begin

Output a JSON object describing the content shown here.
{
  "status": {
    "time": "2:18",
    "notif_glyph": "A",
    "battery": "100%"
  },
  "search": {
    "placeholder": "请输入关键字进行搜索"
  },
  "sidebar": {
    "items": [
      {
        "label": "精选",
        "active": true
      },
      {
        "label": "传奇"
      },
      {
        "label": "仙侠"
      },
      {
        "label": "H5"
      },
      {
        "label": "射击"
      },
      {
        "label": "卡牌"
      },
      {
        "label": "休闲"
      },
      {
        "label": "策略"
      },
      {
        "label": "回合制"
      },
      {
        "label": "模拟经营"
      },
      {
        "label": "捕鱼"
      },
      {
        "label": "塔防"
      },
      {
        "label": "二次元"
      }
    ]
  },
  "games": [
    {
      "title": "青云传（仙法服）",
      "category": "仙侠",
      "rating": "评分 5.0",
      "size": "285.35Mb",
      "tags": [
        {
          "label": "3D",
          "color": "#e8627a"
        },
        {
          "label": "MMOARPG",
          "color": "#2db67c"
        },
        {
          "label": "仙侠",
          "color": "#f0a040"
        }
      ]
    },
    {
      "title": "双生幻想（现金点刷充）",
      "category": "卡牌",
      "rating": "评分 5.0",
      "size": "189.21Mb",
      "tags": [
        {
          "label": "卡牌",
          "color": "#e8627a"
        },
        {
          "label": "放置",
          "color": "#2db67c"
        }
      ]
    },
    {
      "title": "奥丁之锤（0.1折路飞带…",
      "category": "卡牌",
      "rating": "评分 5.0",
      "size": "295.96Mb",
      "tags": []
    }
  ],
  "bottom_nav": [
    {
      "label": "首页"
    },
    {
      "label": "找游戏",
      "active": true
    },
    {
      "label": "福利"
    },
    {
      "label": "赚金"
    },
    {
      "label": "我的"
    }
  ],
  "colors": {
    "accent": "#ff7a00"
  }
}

end

▸ **Task details**: Above are the records; retype them all without a single difference.

▸ **Response**:
Output a JSON object describing the content shown here.
{
  "status": {
    "time": "2:18",
    "notif_glyph": "A",
    "battery": "100%"
  },
  "search": {
    "placeholder": "请输入关键字进行搜索"
  },
  "sidebar": {
    "items": [
      {
        "label": "精选",
        "active": true
      },
      {
        "label": "传奇"
      },
      {
        "label": "仙侠"
      },
      {
        "label": "H5"
      },
      {
        "label": "射击"
      },
      {
        "label": "卡牌"
      },
      {
        "label": "休闲"
      },
      {
        "label": "策略"
      },
      {
        "label": "回合制"
      },
      {
        "label": "模拟经营"
      },
      {
        "label": "捕鱼"
      },
      {
        "label": "塔防"
      },
      {
        "label": "二次元"
      }
    ]
  },
  "games": [
    {
      "title": "青云传（仙法服）",
      "category": "仙侠",
      "rating": "评分 5.0",
      "size": "285.35Mb",
      "tags": [
        {
          "label": "3D",
          "color": "#e8627a"
        },
        {
          "label": "MMOARPG",
          "color": "#2db67c"
        },
        {
          "label": "仙侠",
          "color": "#f0a040"
        }
      ]
    },
    {
      "title": "双生幻想（现金点刷充）",
      "category": "卡牌",
      "rating": "评分 5.0",
      "size": "189.21Mb",
      "tags": [
        {
          "label": "卡牌",
          "color": "#e8627a"
        },
        {
          "label": "放置",
          "color": "#2db67c"
        }
      ]
    },
    {
      "title": "奥丁之锤（0.1折路飞带…",
      "category": "卡牌",
      "rating": "评分 5.0",
      "size": "295.96Mb",
      "tags": []
    }
  ],
  "bottom_nav": [
    {
      "label": "首页"
    },
    {
      "label": "找游戏",
      "active": true
    },
    {
      "label": "福利"
    },
    {
      "label": "赚金"
    },
    {
      "label": "我的"
    }
  ],
  "colors": {
    "accent": "#ff7a00"
  }
}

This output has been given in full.